## Set task
Exact copies are required of the lines from the line containing "Read out every word on this page." through the final line of the listing, both included, and of no other lines.

## Extracted records
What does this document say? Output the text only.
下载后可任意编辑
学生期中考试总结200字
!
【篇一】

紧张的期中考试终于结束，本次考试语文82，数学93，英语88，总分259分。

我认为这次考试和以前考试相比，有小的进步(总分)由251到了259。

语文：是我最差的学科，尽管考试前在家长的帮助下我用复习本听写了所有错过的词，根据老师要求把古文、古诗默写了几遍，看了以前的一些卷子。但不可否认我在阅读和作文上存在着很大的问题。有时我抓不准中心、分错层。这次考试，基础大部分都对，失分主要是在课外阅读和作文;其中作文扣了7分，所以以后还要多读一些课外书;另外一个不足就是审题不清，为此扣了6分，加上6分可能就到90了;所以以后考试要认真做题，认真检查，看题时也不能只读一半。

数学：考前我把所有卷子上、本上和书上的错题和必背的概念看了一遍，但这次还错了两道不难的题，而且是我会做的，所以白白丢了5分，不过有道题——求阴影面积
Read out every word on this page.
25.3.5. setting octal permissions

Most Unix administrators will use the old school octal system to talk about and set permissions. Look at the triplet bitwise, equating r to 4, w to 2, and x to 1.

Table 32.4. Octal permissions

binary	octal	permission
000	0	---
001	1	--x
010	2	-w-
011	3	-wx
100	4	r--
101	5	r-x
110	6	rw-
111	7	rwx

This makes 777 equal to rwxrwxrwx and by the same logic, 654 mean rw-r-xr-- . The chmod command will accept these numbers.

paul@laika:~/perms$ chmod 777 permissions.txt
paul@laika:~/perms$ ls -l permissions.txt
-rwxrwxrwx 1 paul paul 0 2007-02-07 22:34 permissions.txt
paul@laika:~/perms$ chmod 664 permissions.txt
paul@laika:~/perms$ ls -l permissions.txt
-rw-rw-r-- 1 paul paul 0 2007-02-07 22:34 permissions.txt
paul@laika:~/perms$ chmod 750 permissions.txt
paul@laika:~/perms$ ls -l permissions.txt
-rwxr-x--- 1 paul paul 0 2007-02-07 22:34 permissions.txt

## Solution below
Read out every word on this page.
25.3.5. setting octal permissions

Most Unix administrators will use the old school octal system to talk about and set permissions. Look at the triplet bitwise, equating r to 4, w to 2, and x to 1.

Table 32.4. Octal permissions

binary	octal	permission
000	0	---
001	1	--x
010	2	-w-
011	3	-wx
100	4	r--
101	5	r-x
110	6	rw-
111	7	rwx

This makes 777 equal to rwxrwxrwx and by the same logic, 654 mean rw-r-xr-- . The chmod command will accept these numbers.

paul@laika:~/perms$ chmod 777 permissions.txt
paul@laika:~/perms$ ls -l permissions.txt
-rwxrwxrwx 1 paul paul 0 2007-02-07 22:34 permissions.txt
paul@laika:~/perms$ chmod 664 permissions.txt
paul@laika:~/perms$ ls -l permissions.txt
-rw-rw-r-- 1 paul paul 0 2007-02-07 22:34 permissions.txt
paul@laika:~/perms$ chmod 750 permissions.txt
paul@laika:~/perms$ ls -l permissions.txt
-rwxr-x--- 1 paul paul 0 2007-02-07 22:34 permissions.txt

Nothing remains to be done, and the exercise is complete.